## Begin

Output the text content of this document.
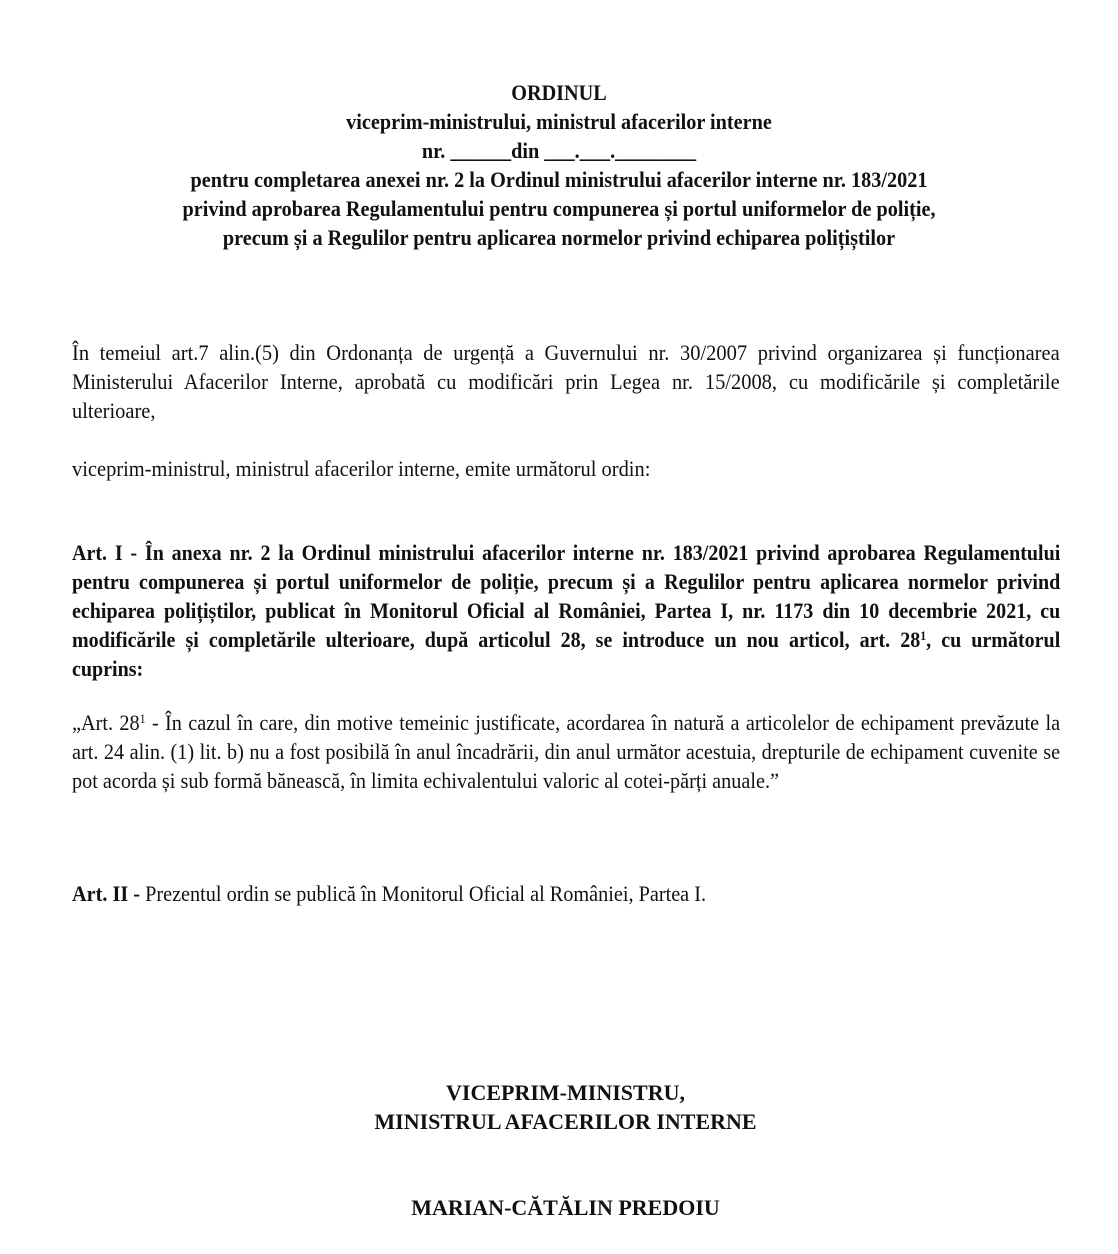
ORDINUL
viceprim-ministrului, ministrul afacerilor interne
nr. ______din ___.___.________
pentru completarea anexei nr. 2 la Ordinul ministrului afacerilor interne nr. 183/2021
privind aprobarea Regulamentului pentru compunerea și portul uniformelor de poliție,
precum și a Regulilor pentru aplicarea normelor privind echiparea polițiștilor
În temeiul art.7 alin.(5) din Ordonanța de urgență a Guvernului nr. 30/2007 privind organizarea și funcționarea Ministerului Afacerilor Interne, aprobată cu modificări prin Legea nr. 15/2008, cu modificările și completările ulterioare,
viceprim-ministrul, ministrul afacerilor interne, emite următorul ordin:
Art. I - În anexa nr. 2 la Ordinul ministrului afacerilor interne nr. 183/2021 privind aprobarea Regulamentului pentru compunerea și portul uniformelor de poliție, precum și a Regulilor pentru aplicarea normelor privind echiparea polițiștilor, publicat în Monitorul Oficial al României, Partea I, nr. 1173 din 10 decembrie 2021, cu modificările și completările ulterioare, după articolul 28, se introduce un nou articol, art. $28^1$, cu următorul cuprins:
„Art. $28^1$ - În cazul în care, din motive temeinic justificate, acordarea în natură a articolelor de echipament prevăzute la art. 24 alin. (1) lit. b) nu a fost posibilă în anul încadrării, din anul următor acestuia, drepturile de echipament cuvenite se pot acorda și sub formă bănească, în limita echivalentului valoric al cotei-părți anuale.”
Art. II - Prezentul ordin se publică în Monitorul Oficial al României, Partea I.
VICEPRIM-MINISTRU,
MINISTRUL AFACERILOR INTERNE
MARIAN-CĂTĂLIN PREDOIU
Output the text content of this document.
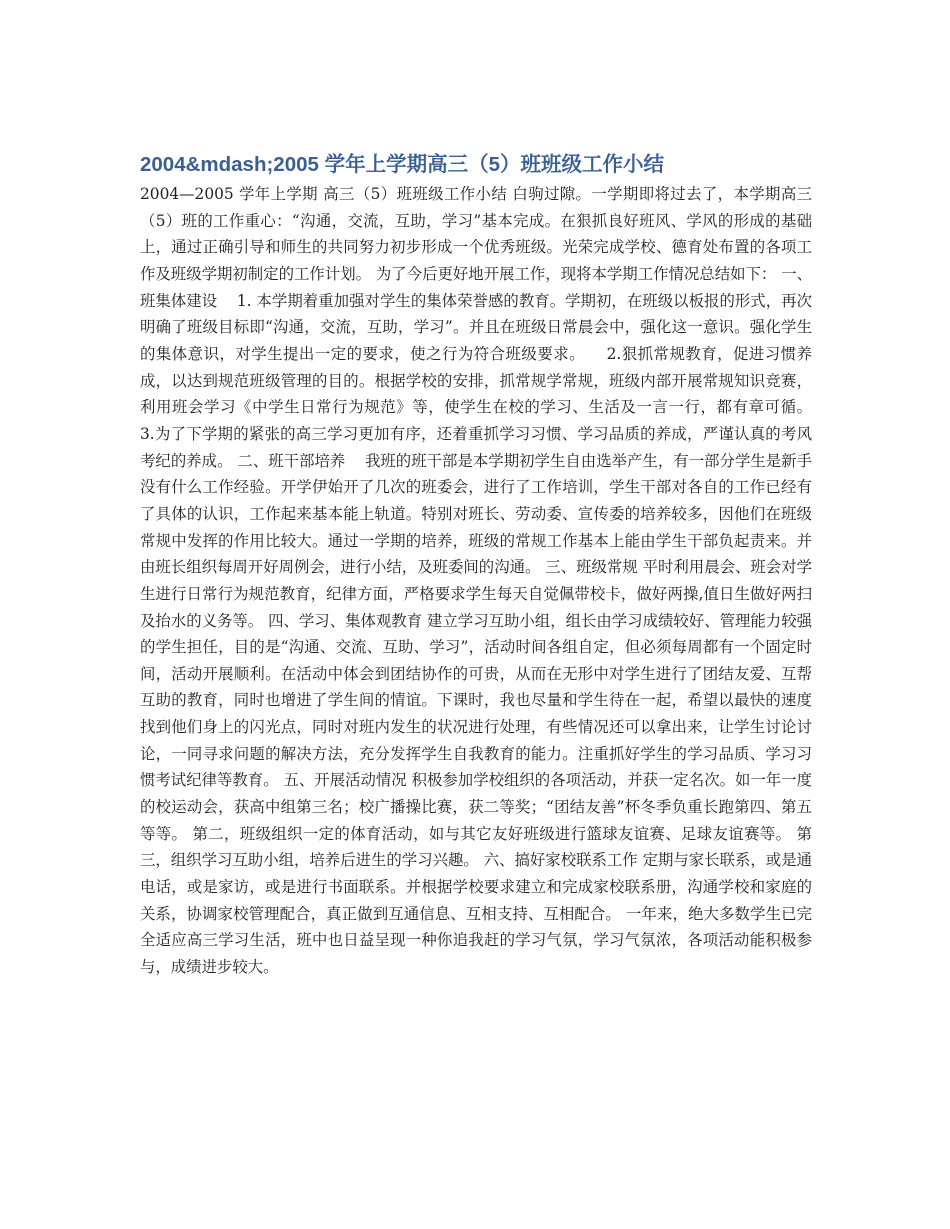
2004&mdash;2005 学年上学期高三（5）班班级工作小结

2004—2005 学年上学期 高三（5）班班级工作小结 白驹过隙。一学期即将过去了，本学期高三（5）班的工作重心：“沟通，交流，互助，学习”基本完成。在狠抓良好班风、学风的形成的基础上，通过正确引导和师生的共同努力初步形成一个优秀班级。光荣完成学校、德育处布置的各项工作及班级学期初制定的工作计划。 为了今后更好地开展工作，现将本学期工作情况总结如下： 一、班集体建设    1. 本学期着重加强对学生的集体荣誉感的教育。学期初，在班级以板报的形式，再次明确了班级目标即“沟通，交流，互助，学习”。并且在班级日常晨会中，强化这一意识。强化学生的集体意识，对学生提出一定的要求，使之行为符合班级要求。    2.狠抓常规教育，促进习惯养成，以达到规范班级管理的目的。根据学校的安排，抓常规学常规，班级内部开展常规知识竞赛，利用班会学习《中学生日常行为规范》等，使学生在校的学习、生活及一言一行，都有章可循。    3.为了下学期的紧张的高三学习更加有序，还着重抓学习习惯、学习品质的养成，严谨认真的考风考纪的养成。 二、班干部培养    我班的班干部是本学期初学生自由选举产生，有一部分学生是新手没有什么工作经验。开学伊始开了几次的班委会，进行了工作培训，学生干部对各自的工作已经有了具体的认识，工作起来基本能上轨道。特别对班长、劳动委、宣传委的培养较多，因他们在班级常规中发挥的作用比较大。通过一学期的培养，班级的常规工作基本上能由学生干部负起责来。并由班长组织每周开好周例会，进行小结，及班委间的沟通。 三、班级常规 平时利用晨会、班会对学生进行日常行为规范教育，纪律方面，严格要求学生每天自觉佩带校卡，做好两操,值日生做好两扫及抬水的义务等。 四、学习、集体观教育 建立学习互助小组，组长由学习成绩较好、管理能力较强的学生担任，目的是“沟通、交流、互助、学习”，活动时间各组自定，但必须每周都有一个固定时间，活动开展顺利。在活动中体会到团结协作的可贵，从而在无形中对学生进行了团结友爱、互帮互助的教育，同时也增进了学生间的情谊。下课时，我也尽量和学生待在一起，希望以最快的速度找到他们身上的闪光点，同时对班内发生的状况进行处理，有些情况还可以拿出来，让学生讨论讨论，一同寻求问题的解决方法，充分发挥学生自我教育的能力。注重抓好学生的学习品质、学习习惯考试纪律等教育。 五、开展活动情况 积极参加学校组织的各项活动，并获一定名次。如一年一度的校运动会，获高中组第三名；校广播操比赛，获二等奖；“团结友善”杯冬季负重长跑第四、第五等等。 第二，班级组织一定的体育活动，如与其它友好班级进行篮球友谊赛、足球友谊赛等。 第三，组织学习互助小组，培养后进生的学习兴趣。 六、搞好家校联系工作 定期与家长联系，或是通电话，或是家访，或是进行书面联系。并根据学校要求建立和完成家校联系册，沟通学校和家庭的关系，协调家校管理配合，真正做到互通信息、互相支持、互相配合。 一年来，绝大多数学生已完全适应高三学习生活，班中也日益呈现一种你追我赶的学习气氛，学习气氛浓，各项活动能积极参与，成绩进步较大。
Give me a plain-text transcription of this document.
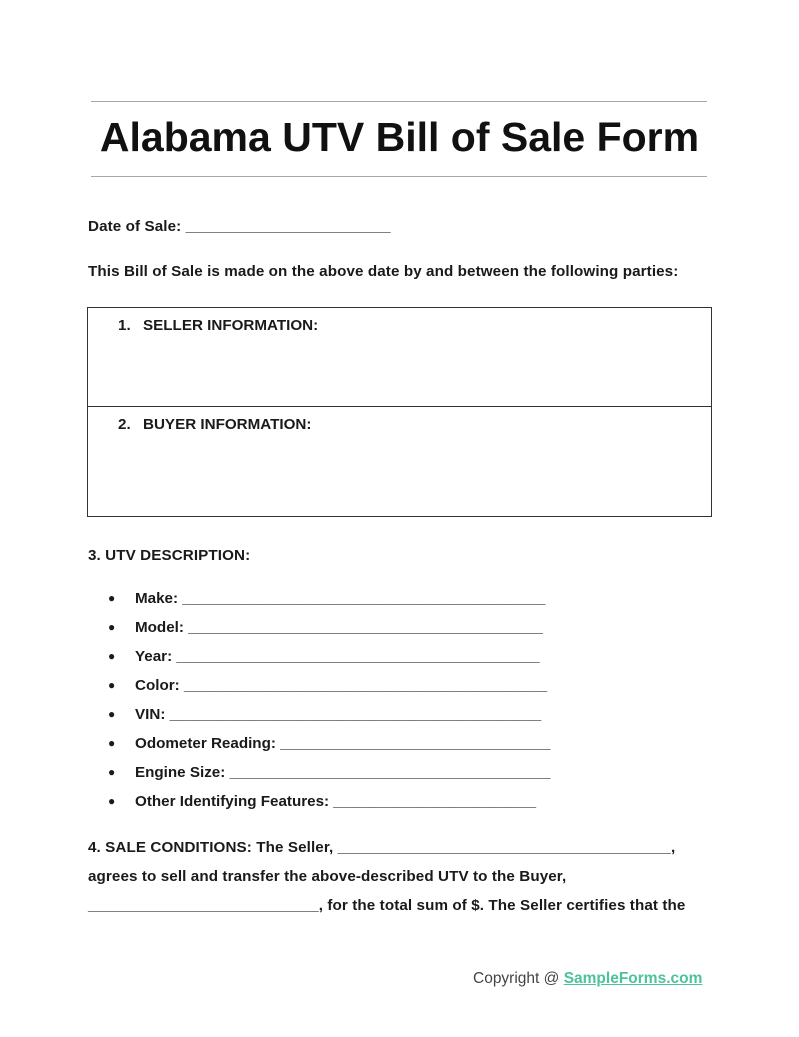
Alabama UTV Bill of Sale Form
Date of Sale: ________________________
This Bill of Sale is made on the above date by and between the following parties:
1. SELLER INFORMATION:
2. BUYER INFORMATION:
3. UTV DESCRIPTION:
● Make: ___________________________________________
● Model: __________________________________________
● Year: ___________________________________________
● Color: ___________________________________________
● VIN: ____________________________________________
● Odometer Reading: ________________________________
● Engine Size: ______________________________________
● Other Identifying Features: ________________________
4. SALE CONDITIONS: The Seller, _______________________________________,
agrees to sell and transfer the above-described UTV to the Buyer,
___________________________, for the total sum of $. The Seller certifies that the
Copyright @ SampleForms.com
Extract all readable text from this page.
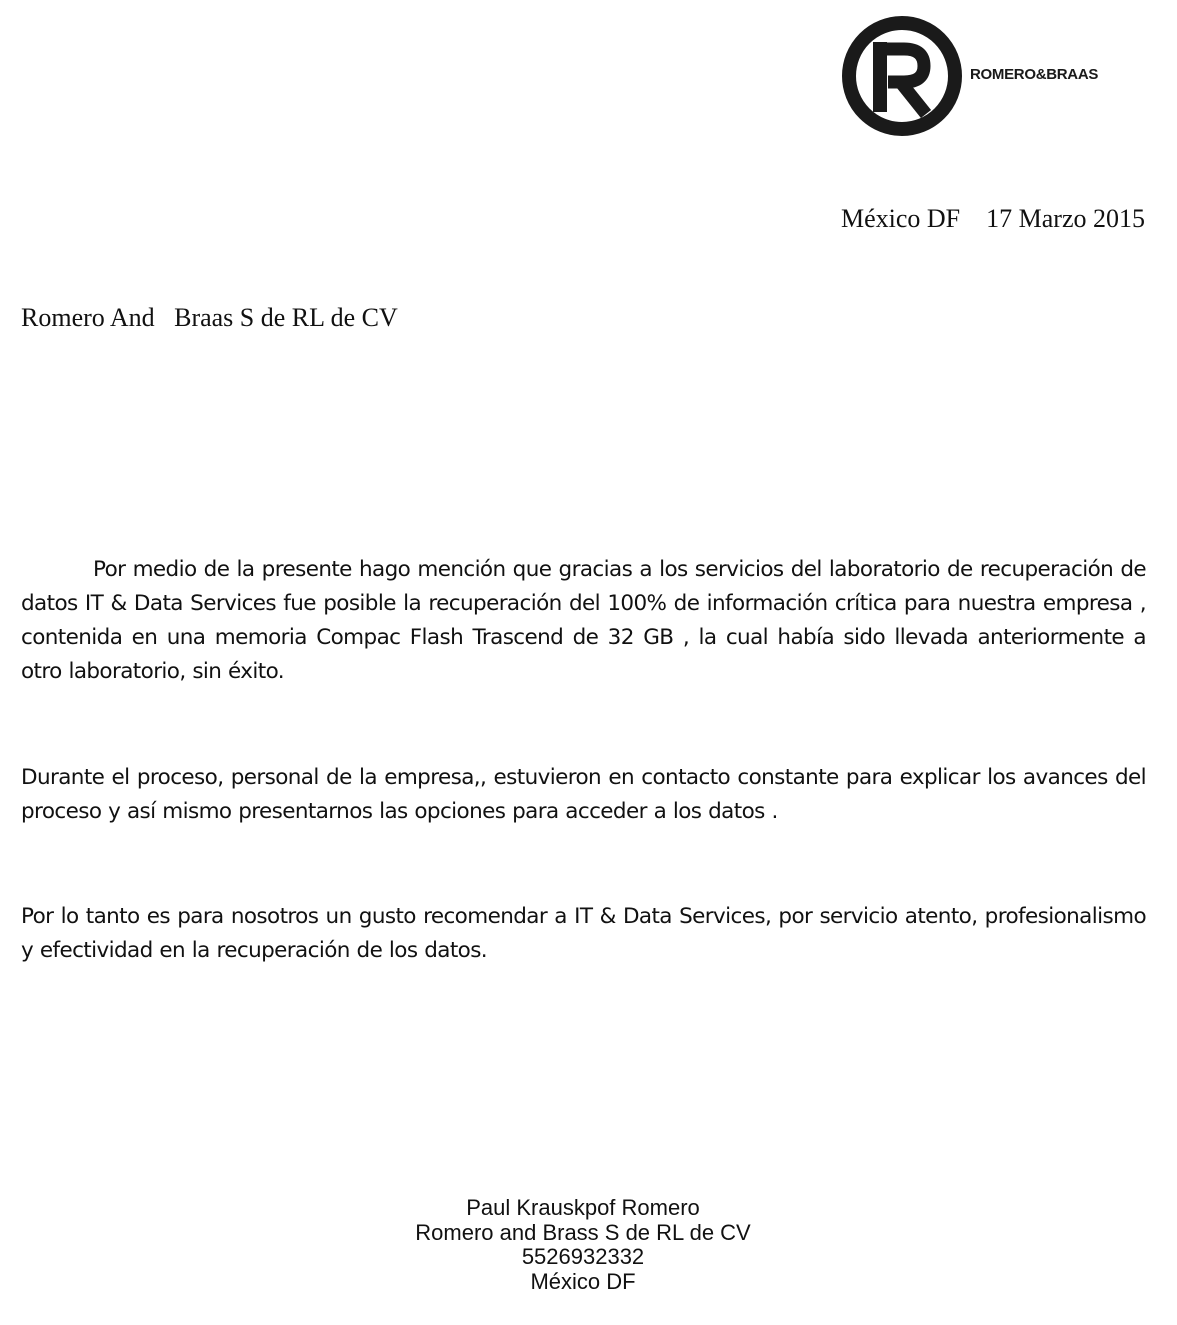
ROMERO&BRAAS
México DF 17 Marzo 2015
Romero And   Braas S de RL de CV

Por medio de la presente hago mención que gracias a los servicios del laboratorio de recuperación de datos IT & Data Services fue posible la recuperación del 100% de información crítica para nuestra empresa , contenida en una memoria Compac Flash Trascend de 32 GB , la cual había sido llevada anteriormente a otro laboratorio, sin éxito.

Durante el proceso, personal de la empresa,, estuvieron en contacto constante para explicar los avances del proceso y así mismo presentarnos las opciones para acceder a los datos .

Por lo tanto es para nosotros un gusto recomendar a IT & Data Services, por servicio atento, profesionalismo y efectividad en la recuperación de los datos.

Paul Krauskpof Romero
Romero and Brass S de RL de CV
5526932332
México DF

## End

In the copy, include no pictures; restate the listing above exactly.

_Result for this task_
Output the text content of this document.
ORDINUL
viceprim-ministrului, ministrul afacerilor interne
nr. ______din ___.___.________
pentru completarea anexei nr. 2 la Ordinul ministrului afacerilor interne nr. 183/2021
privind aprobarea Regulamentului pentru compunerea și portul uniformelor de poliție,
precum și a Regulilor pentru aplicarea normelor privind echiparea polițiștilor
În temeiul art.7 alin.(5) din Ordonanța de urgență a Guvernului nr. 30/2007 privind organizarea și funcționarea Ministerului Afacerilor Interne, aprobată cu modificări prin Legea nr. 15/2008, cu modificările și completările ulterioare,
viceprim-ministrul, ministrul afacerilor interne, emite următorul ordin:
Art. I - În anexa nr. 2 la Ordinul ministrului afacerilor interne nr. 183/2021 privind aprobarea Regulamentului pentru compunerea și portul uniformelor de poliție, precum și a Regulilor pentru aplicarea normelor privind echiparea polițiștilor, publicat în Monitorul Oficial al României, Partea I, nr. 1173 din 10 decembrie 2021, cu modificările și completările ulterioare, după articolul 28, se introduce un nou articol, art. $28^1$, cu următorul cuprins:
„Art. $28^1$ - În cazul în care, din motive temeinic justificate, acordarea în natură a articolelor de echipament prevăzute la art. 24 alin. (1) lit. b) nu a fost posibilă în anul încadrării, din anul următor acestuia, drepturile de echipament cuvenite se pot acorda și sub formă bănească, în limita echivalentului valoric al cotei-părți anuale.”
Art. II - Prezentul ordin se publică în Monitorul Oficial al României, Partea I.
VICEPRIM-MINISTRU,
MINISTRUL AFACERILOR INTERNE
MARIAN-CĂTĂLIN PREDOIU
Output the text content of this document.
2004&mdash;2005 学年上学期高三（5）班班级工作小结

2004—2005 学年上学期 高三（5）班班级工作小结 白驹过隙。一学期即将过去了，本学期高三（5）班的工作重心：“沟通，交流，互助，学习”基本完成。在狠抓良好班风、学风的形成的基础上，通过正确引导和师生的共同努力初步形成一个优秀班级。光荣完成学校、德育处布置的各项工作及班级学期初制定的工作计划。 为了今后更好地开展工作，现将本学期工作情况总结如下： 一、班集体建设    1. 本学期着重加强对学生的集体荣誉感的教育。学期初，在班级以板报的形式，再次明确了班级目标即“沟通，交流，互助，学习”。并且在班级日常晨会中，强化这一意识。强化学生的集体意识，对学生提出一定的要求，使之行为符合班级要求。    2.狠抓常规教育，促进习惯养成，以达到规范班级管理的目的。根据学校的安排，抓常规学常规，班级内部开展常规知识竞赛，利用班会学习《中学生日常行为规范》等，使学生在校的学习、生活及一言一行，都有章可循。    3.为了下学期的紧张的高三学习更加有序，还着重抓学习习惯、学习品质的养成，严谨认真的考风考纪的养成。 二、班干部培养    我班的班干部是本学期初学生自由选举产生，有一部分学生是新手没有什么工作经验。开学伊始开了几次的班委会，进行了工作培训，学生干部对各自的工作已经有了具体的认识，工作起来基本能上轨道。特别对班长、劳动委、宣传委的培养较多，因他们在班级常规中发挥的作用比较大。通过一学期的培养，班级的常规工作基本上能由学生干部负起责来。并由班长组织每周开好周例会，进行小结，及班委间的沟通。 三、班级常规 平时利用晨会、班会对学生进行日常行为规范教育，纪律方面，严格要求学生每天自觉佩带校卡，做好两操,值日生做好两扫及抬水的义务等。 四、学习、集体观教育 建立学习互助小组，组长由学习成绩较好、管理能力较强的学生担任，目的是“沟通、交流、互助、学习”，活动时间各组自定，但必须每周都有一个固定时间，活动开展顺利。在活动中体会到团结协作的可贵，从而在无形中对学生进行了团结友爱、互帮互助的教育，同时也增进了学生间的情谊。下课时，我也尽量和学生待在一起，希望以最快的速度找到他们身上的闪光点，同时对班内发生的状况进行处理，有些情况还可以拿出来，让学生讨论讨论，一同寻求问题的解决方法，充分发挥学生自我教育的能力。注重抓好学生的学习品质、学习习惯考试纪律等教育。 五、开展活动情况 积极参加学校组织的各项活动，并获一定名次。如一年一度的校运动会，获高中组第三名；校广播操比赛，获二等奖；“团结友善”杯冬季负重长跑第四、第五等等。 第二，班级组织一定的体育活动，如与其它友好班级进行篮球友谊赛、足球友谊赛等。 第三，组织学习互助小组，培养后进生的学习兴趣。 六、搞好家校联系工作 定期与家长联系，或是通电话，或是家访，或是进行书面联系。并根据学校要求建立和完成家校联系册，沟通学校和家庭的关系，协调家校管理配合，真正做到互通信息、互相支持、互相配合。 一年来，绝大多数学生已完全适应高三学习生活，班中也日益呈现一种你追我赶的学习气氛，学习气氛浓，各项活动能积极参与，成绩进步较大。
Give me a plain-text transcription of this document.
Alabama UTV Bill of Sale Form
Date of Sale: ________________________
This Bill of Sale is made on the above date by and between the following parties:
1. SELLER INFORMATION:
2. BUYER INFORMATION:
3. UTV DESCRIPTION:
● Make: ___________________________________________
● Model: __________________________________________
● Year: ___________________________________________
● Color: ___________________________________________
● VIN: ____________________________________________
● Odometer Reading: ________________________________
● Engine Size: ______________________________________
● Other Identifying Features: ________________________
4. SALE CONDITIONS: The Seller, _______________________________________,
agrees to sell and transfer the above-described UTV to the Buyer,
___________________________, for the total sum of $. The Seller certifies that the
Copyright @ SampleForms.com
Extract all readable text from this page.
ROMERO&BRAAS
México DF 17 Marzo 2015
Romero And   Braas S de RL de CV

Por medio de la presente hago mención que gracias a los servicios del laboratorio de recuperación de datos IT & Data Services fue posible la recuperación del 100% de información crítica para nuestra empresa , contenida en una memoria Compac Flash Trascend de 32 GB , la cual había sido llevada anteriormente a otro laboratorio, sin éxito.

Durante el proceso, personal de la empresa,, estuvieron en contacto constante para explicar los avances del proceso y así mismo presentarnos las opciones para acceder a los datos .

Por lo tanto es para nosotros un gusto recomendar a IT & Data Services, por servicio atento, profesionalismo y efectividad en la recuperación de los datos.

Paul Krauskpof Romero
Romero and Brass S de RL de CV
5526932332
México DF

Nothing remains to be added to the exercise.